### Directions for this task
Return each line that holds the word "Ubeube".

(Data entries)
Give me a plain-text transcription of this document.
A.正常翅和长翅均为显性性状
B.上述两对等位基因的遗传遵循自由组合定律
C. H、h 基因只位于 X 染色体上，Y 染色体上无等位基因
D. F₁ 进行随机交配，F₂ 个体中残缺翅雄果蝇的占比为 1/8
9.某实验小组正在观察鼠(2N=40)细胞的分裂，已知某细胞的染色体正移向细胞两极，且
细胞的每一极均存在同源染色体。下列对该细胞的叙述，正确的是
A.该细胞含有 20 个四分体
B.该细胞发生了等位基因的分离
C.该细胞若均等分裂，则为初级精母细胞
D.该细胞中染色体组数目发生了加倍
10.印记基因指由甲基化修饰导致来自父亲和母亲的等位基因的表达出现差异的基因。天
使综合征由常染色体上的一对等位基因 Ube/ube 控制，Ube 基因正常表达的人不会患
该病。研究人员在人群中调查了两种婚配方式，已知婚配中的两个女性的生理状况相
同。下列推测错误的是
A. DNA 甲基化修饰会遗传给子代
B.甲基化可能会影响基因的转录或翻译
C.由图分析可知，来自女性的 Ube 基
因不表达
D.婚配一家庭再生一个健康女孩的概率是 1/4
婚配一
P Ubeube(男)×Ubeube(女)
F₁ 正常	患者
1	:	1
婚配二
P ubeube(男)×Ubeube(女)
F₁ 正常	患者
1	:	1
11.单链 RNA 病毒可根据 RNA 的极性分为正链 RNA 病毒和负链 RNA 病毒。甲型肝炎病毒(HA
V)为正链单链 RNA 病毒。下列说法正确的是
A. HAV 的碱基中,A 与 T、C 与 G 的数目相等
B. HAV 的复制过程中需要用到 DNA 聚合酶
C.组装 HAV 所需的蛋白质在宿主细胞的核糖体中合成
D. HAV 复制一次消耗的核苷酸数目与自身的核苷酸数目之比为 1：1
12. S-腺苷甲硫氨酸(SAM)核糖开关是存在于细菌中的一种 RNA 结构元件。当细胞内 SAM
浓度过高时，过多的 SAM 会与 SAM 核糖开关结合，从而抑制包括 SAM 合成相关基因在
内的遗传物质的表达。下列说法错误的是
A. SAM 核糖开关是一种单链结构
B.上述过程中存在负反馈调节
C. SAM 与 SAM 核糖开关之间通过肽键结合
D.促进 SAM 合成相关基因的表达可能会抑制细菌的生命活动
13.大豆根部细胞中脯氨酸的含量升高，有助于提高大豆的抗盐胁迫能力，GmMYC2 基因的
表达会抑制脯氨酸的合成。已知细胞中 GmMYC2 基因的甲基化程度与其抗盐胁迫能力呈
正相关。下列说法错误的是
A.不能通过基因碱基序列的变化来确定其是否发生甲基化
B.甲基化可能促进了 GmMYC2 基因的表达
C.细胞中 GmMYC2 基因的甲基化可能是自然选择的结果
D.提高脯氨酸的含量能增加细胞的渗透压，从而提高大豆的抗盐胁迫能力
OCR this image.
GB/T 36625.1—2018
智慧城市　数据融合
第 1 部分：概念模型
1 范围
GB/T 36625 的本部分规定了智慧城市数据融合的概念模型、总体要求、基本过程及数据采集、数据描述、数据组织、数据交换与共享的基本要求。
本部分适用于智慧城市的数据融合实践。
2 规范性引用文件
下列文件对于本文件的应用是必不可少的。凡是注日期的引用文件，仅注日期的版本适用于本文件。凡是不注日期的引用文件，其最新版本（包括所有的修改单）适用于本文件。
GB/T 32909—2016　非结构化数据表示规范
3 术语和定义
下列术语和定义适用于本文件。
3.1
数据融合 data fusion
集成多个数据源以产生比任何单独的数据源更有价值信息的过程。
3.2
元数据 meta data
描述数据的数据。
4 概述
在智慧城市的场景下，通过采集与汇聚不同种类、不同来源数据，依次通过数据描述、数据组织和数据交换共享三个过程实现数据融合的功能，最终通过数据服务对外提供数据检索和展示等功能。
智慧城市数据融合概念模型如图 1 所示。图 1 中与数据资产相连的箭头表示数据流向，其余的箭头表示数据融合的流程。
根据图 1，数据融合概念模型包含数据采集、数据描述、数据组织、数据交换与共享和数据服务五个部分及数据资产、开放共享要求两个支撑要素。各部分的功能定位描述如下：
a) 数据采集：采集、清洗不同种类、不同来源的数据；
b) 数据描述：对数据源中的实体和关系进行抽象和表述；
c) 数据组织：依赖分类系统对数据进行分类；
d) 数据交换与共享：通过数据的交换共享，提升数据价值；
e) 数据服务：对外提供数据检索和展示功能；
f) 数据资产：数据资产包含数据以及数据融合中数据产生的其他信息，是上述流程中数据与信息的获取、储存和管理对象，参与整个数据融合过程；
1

### The output
P Ubeube(男)×Ubeube(女)
P ubeube(男)×Ubeube(女)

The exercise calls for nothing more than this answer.